DATASET EXTRACT:
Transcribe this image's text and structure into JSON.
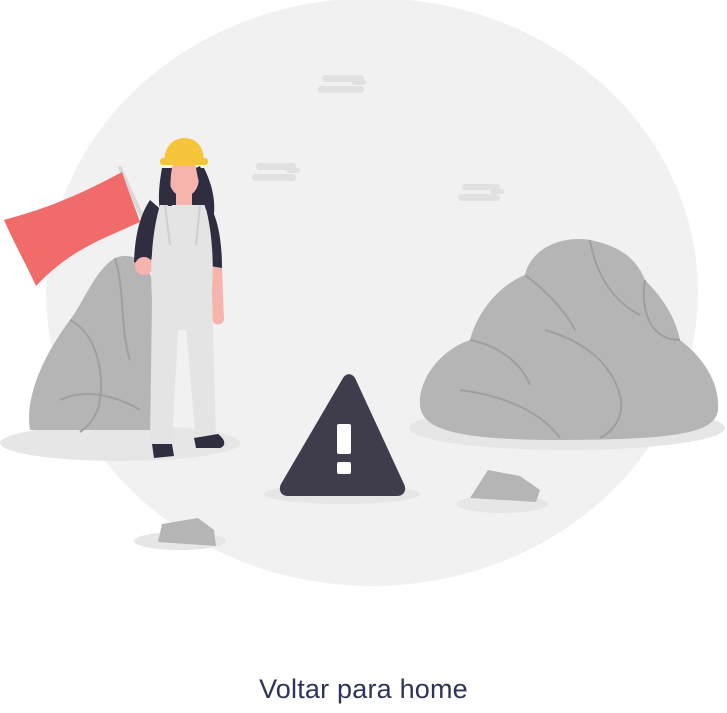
{
  "error_page": {
    "illustration": {
      "icon": "warning-triangle-icon",
      "description_icons": [
        "worker-with-flag",
        "rocks",
        "clouds"
      ],
      "colors": {
        "background_circle": "#f1f1f1",
        "rock": "#b5b5b5",
        "rock_dark": "#a3a3a3",
        "warning": "#3f3d4b",
        "flag": "#f26b6b",
        "helmet": "#f7c53b",
        "skin": "#f6b4ad",
        "hair": "#2f2e41"
      }
    },
    "home_link_label": "Voltar para home",
    "home_link_color": "#2e3358"
  }
}
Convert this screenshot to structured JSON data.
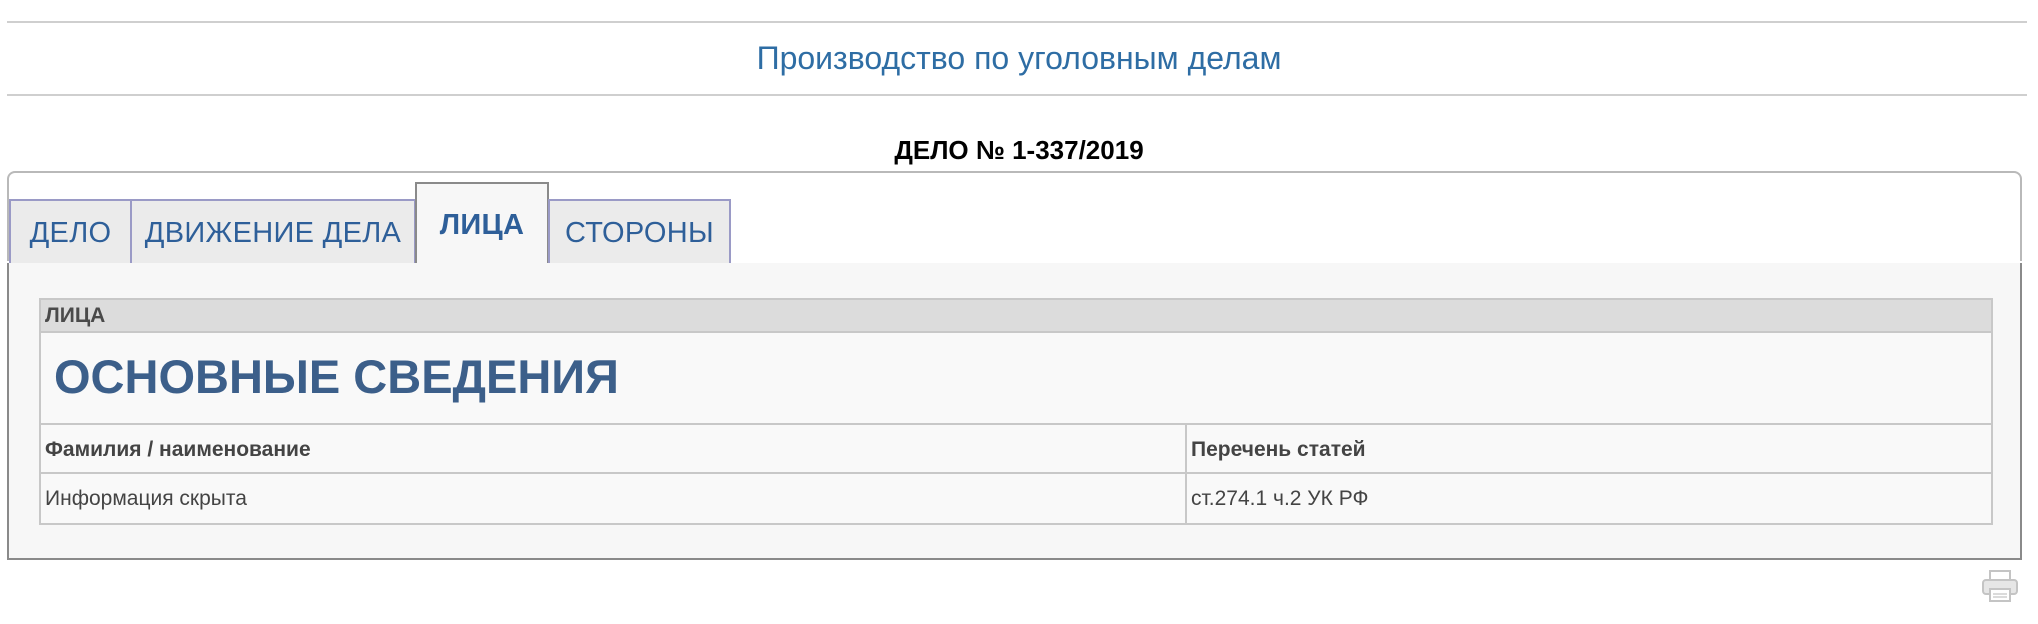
{
  "header": {
    "title": "Производство по уголовным делам"
  },
  "case": {
    "title": "ДЕЛО № 1-337/2019"
  },
  "tabs": [
    {
      "label": "ДЕЛО",
      "active": false
    },
    {
      "label": "ДВИЖЕНИЕ ДЕЛА",
      "active": false
    },
    {
      "label": "ЛИЦА",
      "active": true
    },
    {
      "label": "СТОРОНЫ",
      "active": false
    }
  ],
  "panel": {
    "bar_label": "ЛИЦА",
    "heading": "ОСНОВНЫЕ СВЕДЕНИЯ",
    "columns": [
      "Фамилия / наименование",
      "Перечень статей"
    ],
    "rows": [
      [
        "Информация скрыта",
        "ст.274.1 ч.2 УК РФ"
      ]
    ]
  },
  "icons": {
    "print": "printer-icon"
  },
  "colors": {
    "accent": "#2e6da4",
    "tab_text": "#2e5f99",
    "heading": "#3c5f8a"
  }
}
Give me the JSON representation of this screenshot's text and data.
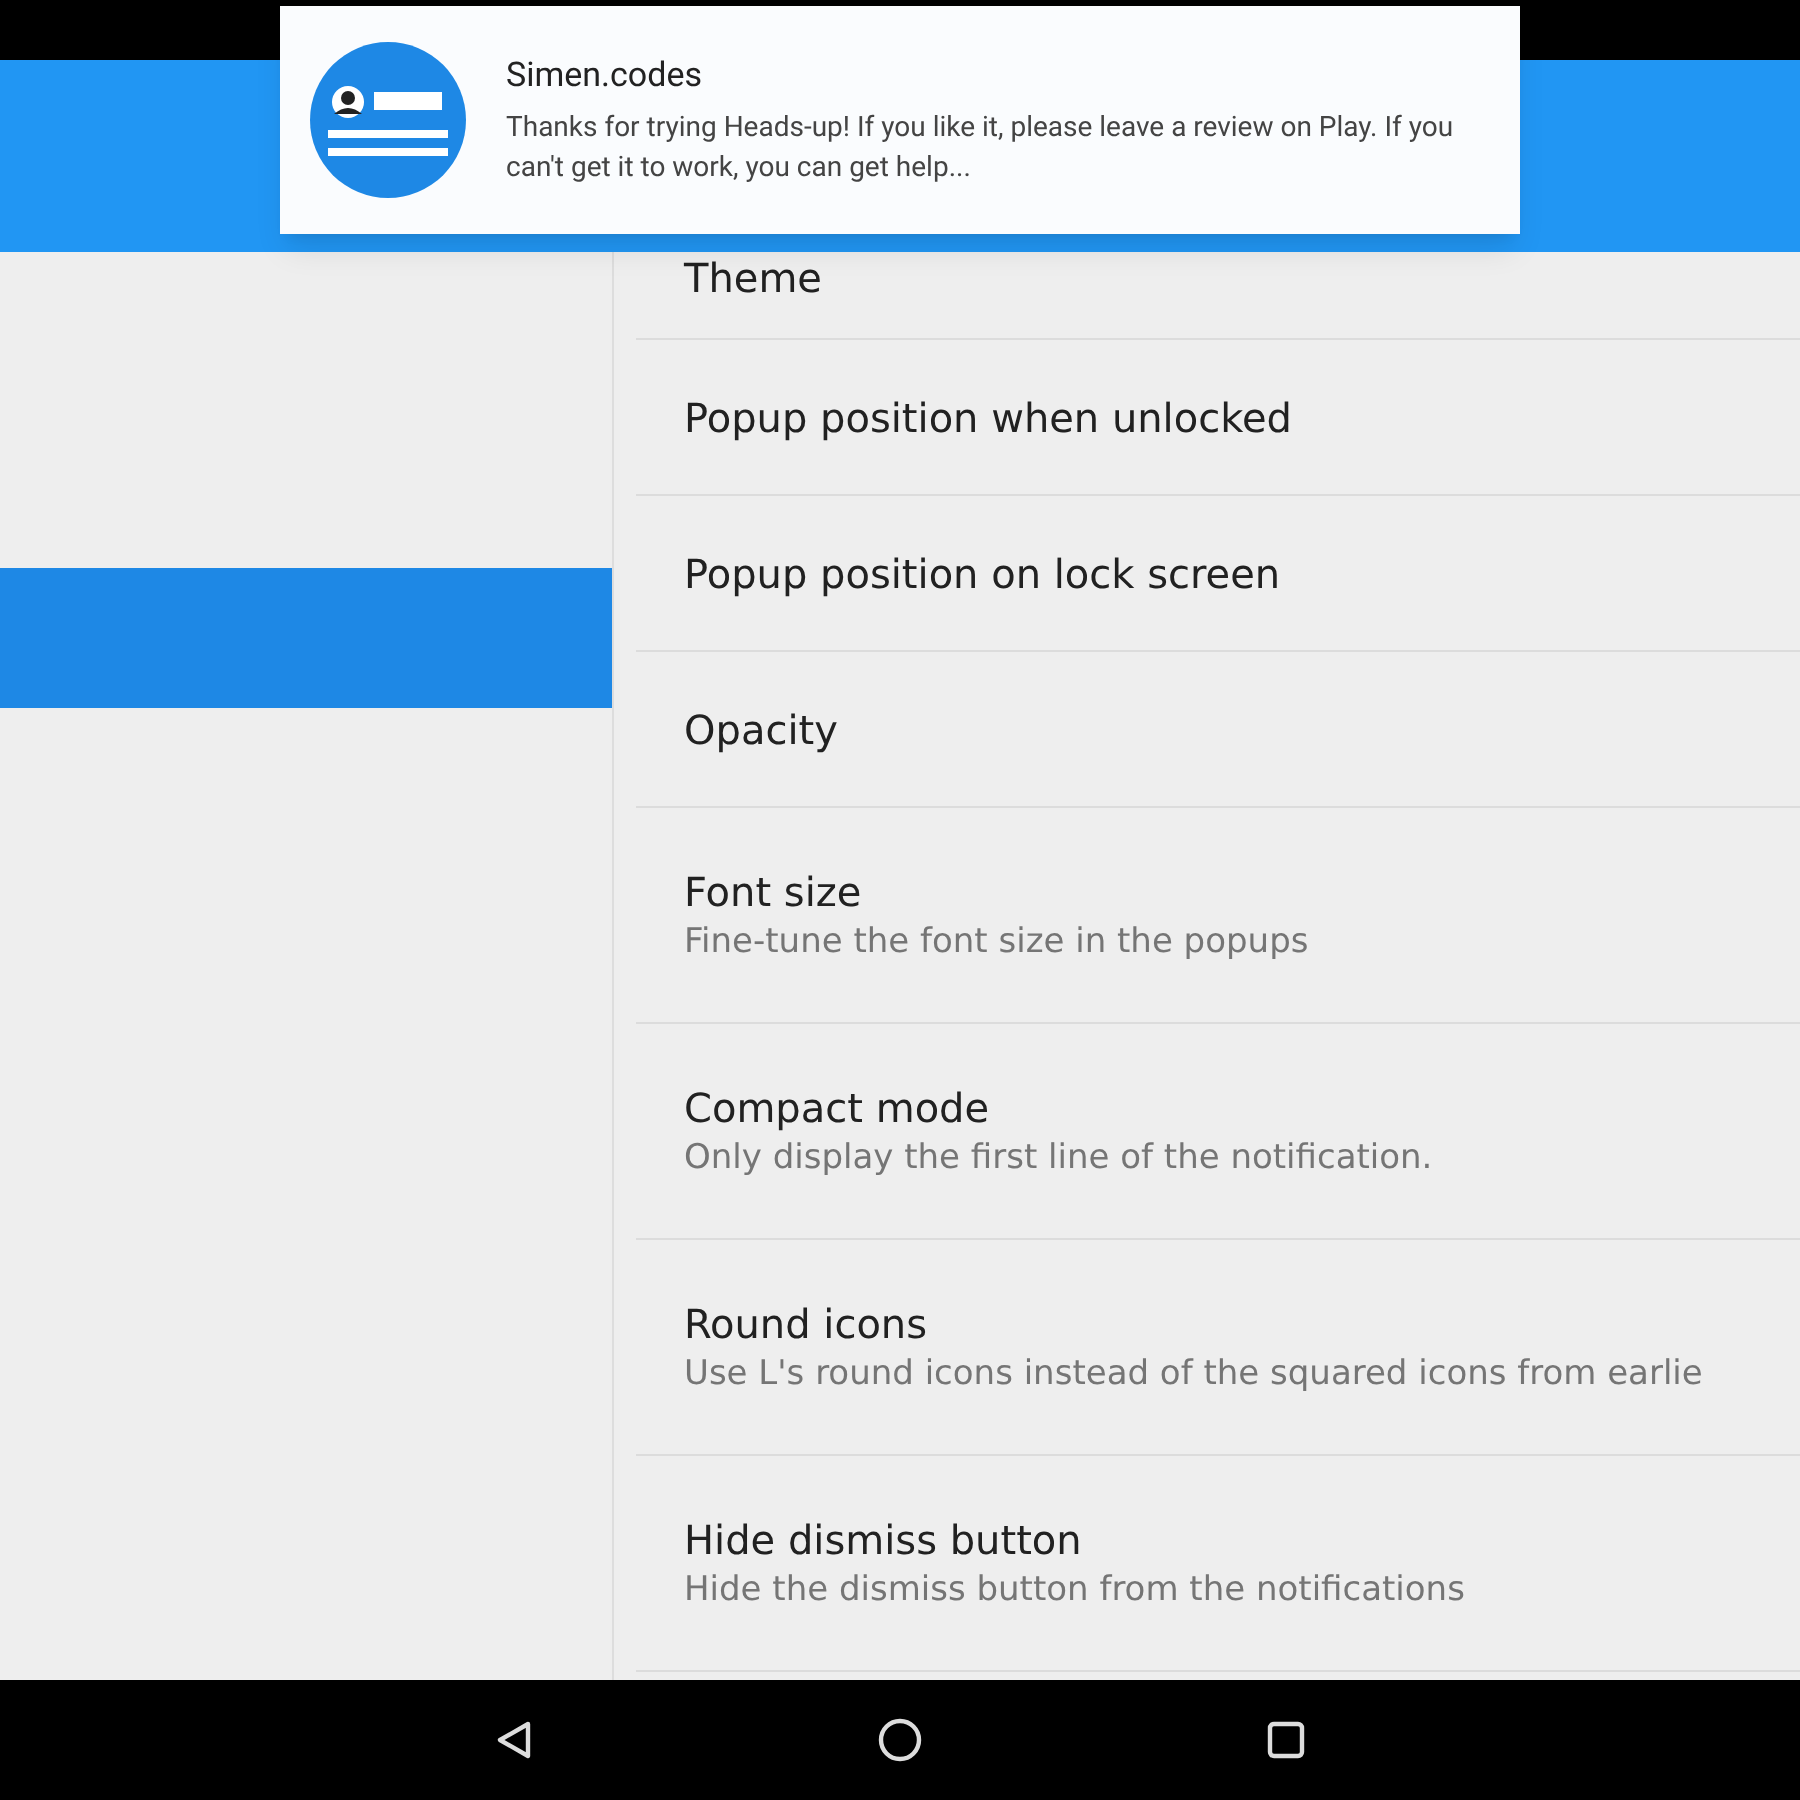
{
  "settings": [
    {
      "title": "Theme"
    },
    {
      "title": "Popup position when unlocked"
    },
    {
      "title": "Popup position on lock screen"
    },
    {
      "title": "Opacity"
    },
    {
      "title": "Font size",
      "subtitle": "Fine-tune the font size in the popups"
    },
    {
      "title": "Compact mode",
      "subtitle": "Only display the first line of the notification."
    },
    {
      "title": "Round icons",
      "subtitle": "Use L's round icons instead of the squared icons from earlie"
    },
    {
      "title": "Hide dismiss button",
      "subtitle": "Hide the dismiss button from the notifications"
    }
  ],
  "notification": {
    "title": "Simen.codes",
    "text": "Thanks for trying Heads-up! If you like it, please leave a review on Play. If you can't get it to work, you can get help..."
  }
}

EXERCISE GOAL: Find every line in the records that contains the word "from"; copy those lines.

OUTPUT FOR THIS TASK:
      "subtitle": "Use L's round icons instead of the squared icons from earlie"
      "subtitle": "Hide the dismiss button from the notifications"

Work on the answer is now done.